-- begin Raw records --

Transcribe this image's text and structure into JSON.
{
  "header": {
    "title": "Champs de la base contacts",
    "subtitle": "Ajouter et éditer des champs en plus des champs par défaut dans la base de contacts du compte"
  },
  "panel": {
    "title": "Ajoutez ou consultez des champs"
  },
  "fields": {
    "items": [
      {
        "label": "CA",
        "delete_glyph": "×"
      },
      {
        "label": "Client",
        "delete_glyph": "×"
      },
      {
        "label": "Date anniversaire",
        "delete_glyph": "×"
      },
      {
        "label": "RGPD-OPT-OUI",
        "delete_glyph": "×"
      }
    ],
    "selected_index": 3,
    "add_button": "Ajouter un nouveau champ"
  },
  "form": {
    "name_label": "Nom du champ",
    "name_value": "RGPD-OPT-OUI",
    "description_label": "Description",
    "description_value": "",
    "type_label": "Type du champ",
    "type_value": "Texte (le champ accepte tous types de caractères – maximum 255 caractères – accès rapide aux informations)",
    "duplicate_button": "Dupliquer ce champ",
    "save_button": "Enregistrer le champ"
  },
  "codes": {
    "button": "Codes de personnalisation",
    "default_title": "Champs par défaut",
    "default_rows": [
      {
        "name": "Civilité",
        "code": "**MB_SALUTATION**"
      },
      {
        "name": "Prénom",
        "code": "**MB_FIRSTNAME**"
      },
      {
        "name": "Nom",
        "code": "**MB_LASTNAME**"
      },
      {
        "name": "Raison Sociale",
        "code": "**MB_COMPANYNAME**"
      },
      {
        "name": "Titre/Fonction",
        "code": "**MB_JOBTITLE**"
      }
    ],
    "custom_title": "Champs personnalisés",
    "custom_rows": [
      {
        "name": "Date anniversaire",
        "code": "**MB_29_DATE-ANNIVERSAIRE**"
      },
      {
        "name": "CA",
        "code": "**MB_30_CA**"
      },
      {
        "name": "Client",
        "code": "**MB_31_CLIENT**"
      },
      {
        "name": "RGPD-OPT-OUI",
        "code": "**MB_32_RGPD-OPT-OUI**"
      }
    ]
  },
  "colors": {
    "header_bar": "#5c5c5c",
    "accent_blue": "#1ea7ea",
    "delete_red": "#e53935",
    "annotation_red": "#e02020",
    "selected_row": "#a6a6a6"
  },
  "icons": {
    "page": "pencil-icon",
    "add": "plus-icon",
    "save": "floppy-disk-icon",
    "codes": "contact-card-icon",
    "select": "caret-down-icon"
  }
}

-- end Raw records --

◆ **Work to be completed**: Write every line of the material above again, exactly.

◆ **Task solution**:
Transcribe this image's text and structure into JSON.
{
  "header": {
    "title": "Champs de la base contacts",
    "subtitle": "Ajouter et éditer des champs en plus des champs par défaut dans la base de contacts du compte"
  },
  "panel": {
    "title": "Ajoutez ou consultez des champs"
  },
  "fields": {
    "items": [
      {
        "label": "CA",
        "delete_glyph": "×"
      },
      {
        "label": "Client",
        "delete_glyph": "×"
      },
      {
        "label": "Date anniversaire",
        "delete_glyph": "×"
      },
      {
        "label": "RGPD-OPT-OUI",
        "delete_glyph": "×"
      }
    ],
    "selected_index": 3,
    "add_button": "Ajouter un nouveau champ"
  },
  "form": {
    "name_label": "Nom du champ",
    "name_value": "RGPD-OPT-OUI",
    "description_label": "Description",
    "description_value": "",
    "type_label": "Type du champ",
    "type_value": "Texte (le champ accepte tous types de caractères – maximum 255 caractères – accès rapide aux informations)",
    "duplicate_button": "Dupliquer ce champ",
    "save_button": "Enregistrer le champ"
  },
  "codes": {
    "button": "Codes de personnalisation",
    "default_title": "Champs par défaut",
    "default_rows": [
      {
        "name": "Civilité",
        "code": "**MB_SALUTATION**"
      },
      {
        "name": "Prénom",
        "code": "**MB_FIRSTNAME**"
      },
      {
        "name": "Nom",
        "code": "**MB_LASTNAME**"
      },
      {
        "name": "Raison Sociale",
        "code": "**MB_COMPANYNAME**"
      },
      {
        "name": "Titre/Fonction",
        "code": "**MB_JOBTITLE**"
      }
    ],
    "custom_title": "Champs personnalisés",
    "custom_rows": [
      {
        "name": "Date anniversaire",
        "code": "**MB_29_DATE-ANNIVERSAIRE**"
      },
      {
        "name": "CA",
        "code": "**MB_30_CA**"
      },
      {
        "name": "Client",
        "code": "**MB_31_CLIENT**"
      },
      {
        "name": "RGPD-OPT-OUI",
        "code": "**MB_32_RGPD-OPT-OUI**"
      }
    ]
  },
  "colors": {
    "header_bar": "#5c5c5c",
    "accent_blue": "#1ea7ea",
    "delete_red": "#e53935",
    "annotation_red": "#e02020",
    "selected_row": "#a6a6a6"
  },
  "icons": {
    "page": "pencil-icon",
    "add": "plus-icon",
    "save": "floppy-disk-icon",
    "codes": "contact-card-icon",
    "select": "caret-down-icon"
  }
}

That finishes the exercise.